**Stored rows**
+===+

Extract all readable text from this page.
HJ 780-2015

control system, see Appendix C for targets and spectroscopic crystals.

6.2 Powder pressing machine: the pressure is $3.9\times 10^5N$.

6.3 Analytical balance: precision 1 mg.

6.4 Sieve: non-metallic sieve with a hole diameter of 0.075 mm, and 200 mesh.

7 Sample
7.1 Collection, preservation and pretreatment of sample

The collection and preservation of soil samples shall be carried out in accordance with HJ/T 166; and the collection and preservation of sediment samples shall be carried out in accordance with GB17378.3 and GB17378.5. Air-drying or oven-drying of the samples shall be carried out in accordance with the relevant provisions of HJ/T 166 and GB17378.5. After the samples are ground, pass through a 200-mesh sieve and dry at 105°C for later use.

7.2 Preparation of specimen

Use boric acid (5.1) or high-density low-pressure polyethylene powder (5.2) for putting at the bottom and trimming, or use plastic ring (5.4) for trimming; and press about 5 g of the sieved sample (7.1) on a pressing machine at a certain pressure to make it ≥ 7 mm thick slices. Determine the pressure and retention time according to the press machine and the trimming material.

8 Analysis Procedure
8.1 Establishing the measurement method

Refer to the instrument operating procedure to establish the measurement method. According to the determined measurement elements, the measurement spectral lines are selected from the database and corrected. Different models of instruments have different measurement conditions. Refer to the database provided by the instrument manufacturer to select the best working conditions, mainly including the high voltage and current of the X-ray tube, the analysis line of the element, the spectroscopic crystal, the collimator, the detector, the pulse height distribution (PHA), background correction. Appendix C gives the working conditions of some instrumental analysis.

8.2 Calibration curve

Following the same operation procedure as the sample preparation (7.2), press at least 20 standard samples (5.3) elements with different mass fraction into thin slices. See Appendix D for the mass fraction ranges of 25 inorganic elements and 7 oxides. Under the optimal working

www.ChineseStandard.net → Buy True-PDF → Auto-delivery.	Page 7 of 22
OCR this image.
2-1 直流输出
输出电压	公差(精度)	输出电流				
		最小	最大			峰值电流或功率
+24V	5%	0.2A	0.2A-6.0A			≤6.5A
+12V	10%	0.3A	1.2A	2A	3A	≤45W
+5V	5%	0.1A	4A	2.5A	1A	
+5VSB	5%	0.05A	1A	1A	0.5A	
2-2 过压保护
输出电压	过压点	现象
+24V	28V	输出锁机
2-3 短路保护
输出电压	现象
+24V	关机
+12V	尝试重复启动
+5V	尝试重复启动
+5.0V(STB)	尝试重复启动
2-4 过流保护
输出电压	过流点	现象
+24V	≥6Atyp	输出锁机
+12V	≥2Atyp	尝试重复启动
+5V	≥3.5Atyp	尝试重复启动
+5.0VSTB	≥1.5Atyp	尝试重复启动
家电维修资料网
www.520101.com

+===+

**Written instruction**
Repeat the data verbatim.

**Exercise output**
Extract all readable text from this page.
HJ 780-2015

control system, see Appendix C for targets and spectroscopic crystals.

6.2 Powder pressing machine: the pressure is $3.9\times 10^5N$.

6.3 Analytical balance: precision 1 mg.

6.4 Sieve: non-metallic sieve with a hole diameter of 0.075 mm, and 200 mesh.

7 Sample
7.1 Collection, preservation and pretreatment of sample

The collection and preservation of soil samples shall be carried out in accordance with HJ/T 166; and the collection and preservation of sediment samples shall be carried out in accordance with GB17378.3 and GB17378.5. Air-drying or oven-drying of the samples shall be carried out in accordance with the relevant provisions of HJ/T 166 and GB17378.5. After the samples are ground, pass through a 200-mesh sieve and dry at 105°C for later use.

7.2 Preparation of specimen

Use boric acid (5.1) or high-density low-pressure polyethylene powder (5.2) for putting at the bottom and trimming, or use plastic ring (5.4) for trimming; and press about 5 g of the sieved sample (7.1) on a pressing machine at a certain pressure to make it ≥ 7 mm thick slices. Determine the pressure and retention time according to the press machine and the trimming material.

8 Analysis Procedure
8.1 Establishing the measurement method

Refer to the instrument operating procedure to establish the measurement method. According to the determined measurement elements, the measurement spectral lines are selected from the database and corrected. Different models of instruments have different measurement conditions. Refer to the database provided by the instrument manufacturer to select the best working conditions, mainly including the high voltage and current of the X-ray tube, the analysis line of the element, the spectroscopic crystal, the collimator, the detector, the pulse height distribution (PHA), background correction. Appendix C gives the working conditions of some instrumental analysis.

8.2 Calibration curve

Following the same operation procedure as the sample preparation (7.2), press at least 20 standard samples (5.3) elements with different mass fraction into thin slices. See Appendix D for the mass fraction ranges of 25 inorganic elements and 7 oxides. Under the optimal working

www.ChineseStandard.net → Buy True-PDF → Auto-delivery.	Page 7 of 22
OCR this image.
2-1 直流输出
输出电压	公差(精度)	输出电流				
		最小	最大			峰值电流或功率
+24V	5%	0.2A	0.2A-6.0A			≤6.5A
+12V	10%	0.3A	1.2A	2A	3A	≤45W
+5V	5%	0.1A	4A	2.5A	1A	
+5VSB	5%	0.05A	1A	1A	0.5A	
2-2 过压保护
输出电压	过压点	现象
+24V	28V	输出锁机
2-3 短路保护
输出电压	现象
+24V	关机
+12V	尝试重复启动
+5V	尝试重复启动
+5.0V(STB)	尝试重复启动
2-4 过流保护
输出电压	过流点	现象
+24V	≥6Atyp	输出锁机
+12V	≥2Atyp	尝试重复启动
+5V	≥3.5Atyp	尝试重复启动
+5.0VSTB	≥1.5Atyp	尝试重复启动
家电维修资料网
www.520101.com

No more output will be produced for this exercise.